-- GOAL OF THE EXERCISE --
Copy everything in the listing below word for word, apart from any images.
* START EXTRACTED ENTRIES *
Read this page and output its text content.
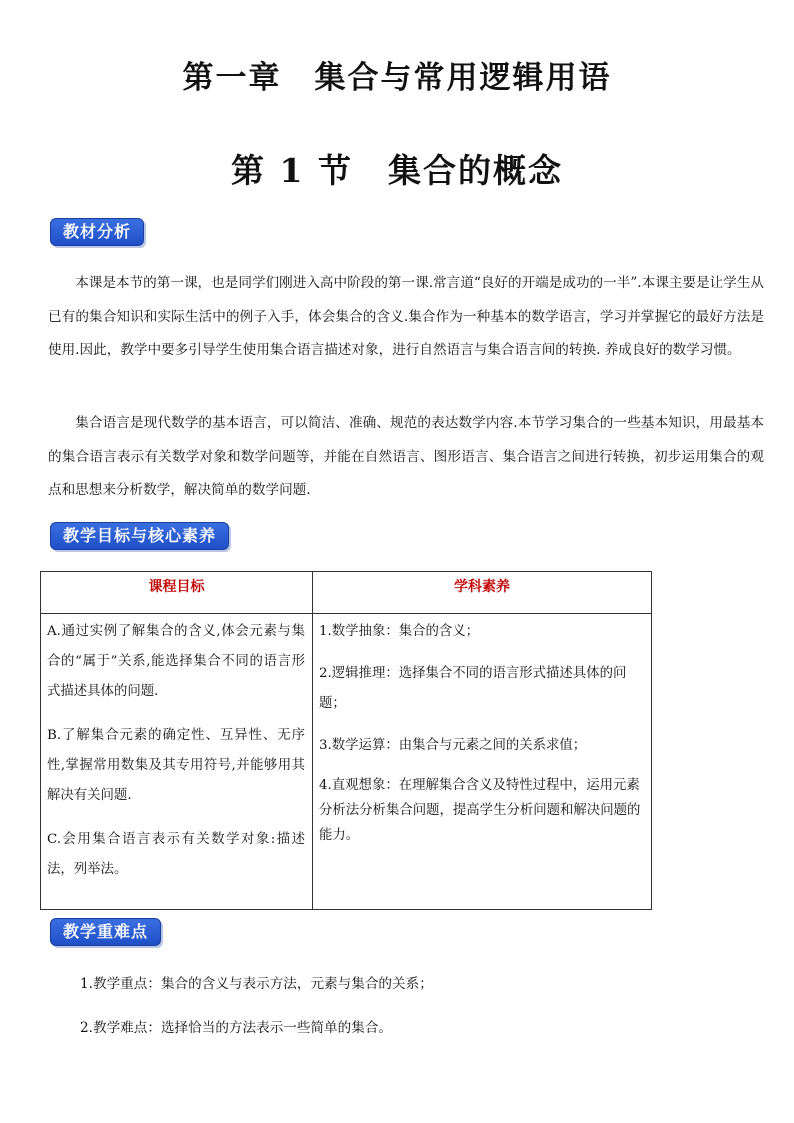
第一章　集合与常用逻辑用语
第 1 节　集合的概念
教材分析

本课是本节的第一课，也是同学们刚进入高中阶段的第一课.常言道“良好的开端是成功的一半”.本课主要是让学生从已有的集合知识和实际生活中的例子入手，体会集合的含义.集合作为一种基本的数学语言，学习并掌握它的最好方法是使用.因此，教学中要多引导学生使用集合语言描述对象，进行自然语言与集合语言间的转换. 养成良好的数学习惯。

集合语言是现代数学的基本语言，可以简洁、准确、规范的表达数学内容.本节学习集合的一些基本知识，用最基本的集合语言表示有关数学对象和数学问题等，并能在自然语言、图形语言、集合语言之间进行转换，初步运用集合的观点和思想来分析数学，解决简单的数学问题.

教学目标与核心素养
课程目标	学科素养

A.通过实例了解集合的含义,体会元素与集合的“属于”关系,能选择集合不同的语言形式描述具体的问题.

B.了解集合元素的确定性、互异性、无序性,掌握常用数集及其专用符号,并能够用其解决有关问题.

C.会用集合语言表示有关数学对象:描述法，列举法。

1.数学抽象：集合的含义；

2.逻辑推理：选择集合不同的语言形式描述具体的问题；

3.数学运算：由集合与元素之间的关系求值；

4.直观想象：在理解集合含义及特性过程中，运用元素分析法分析集合问题，提高学生分析问题和解决问题的能力。

教学重难点

1.教学重点：集合的含义与表示方法，元素与集合的关系；

2.教学难点：选择恰当的方法表示一些简单的集合。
* END EXTRACTED ENTRIES *
-- EXERCISE SOLUTION --
Read this page and output its text content.
第一章　集合与常用逻辑用语
第 1 节　集合的概念
教材分析

本课是本节的第一课，也是同学们刚进入高中阶段的第一课.常言道“良好的开端是成功的一半”.本课主要是让学生从已有的集合知识和实际生活中的例子入手，体会集合的含义.集合作为一种基本的数学语言，学习并掌握它的最好方法是使用.因此，教学中要多引导学生使用集合语言描述对象，进行自然语言与集合语言间的转换. 养成良好的数学习惯。

集合语言是现代数学的基本语言，可以简洁、准确、规范的表达数学内容.本节学习集合的一些基本知识，用最基本的集合语言表示有关数学对象和数学问题等，并能在自然语言、图形语言、集合语言之间进行转换，初步运用集合的观点和思想来分析数学，解决简单的数学问题.

教学目标与核心素养
课程目标	学科素养

A.通过实例了解集合的含义,体会元素与集合的“属于”关系,能选择集合不同的语言形式描述具体的问题.

B.了解集合元素的确定性、互异性、无序性,掌握常用数集及其专用符号,并能够用其解决有关问题.

C.会用集合语言表示有关数学对象:描述法，列举法。

1.数学抽象：集合的含义；

2.逻辑推理：选择集合不同的语言形式描述具体的问题；

3.数学运算：由集合与元素之间的关系求值；

4.直观想象：在理解集合含义及特性过程中，运用元素分析法分析集合问题，提高学生分析问题和解决问题的能力。

教学重难点

1.教学重点：集合的含义与表示方法，元素与集合的关系；

2.教学难点：选择恰当的方法表示一些简单的集合。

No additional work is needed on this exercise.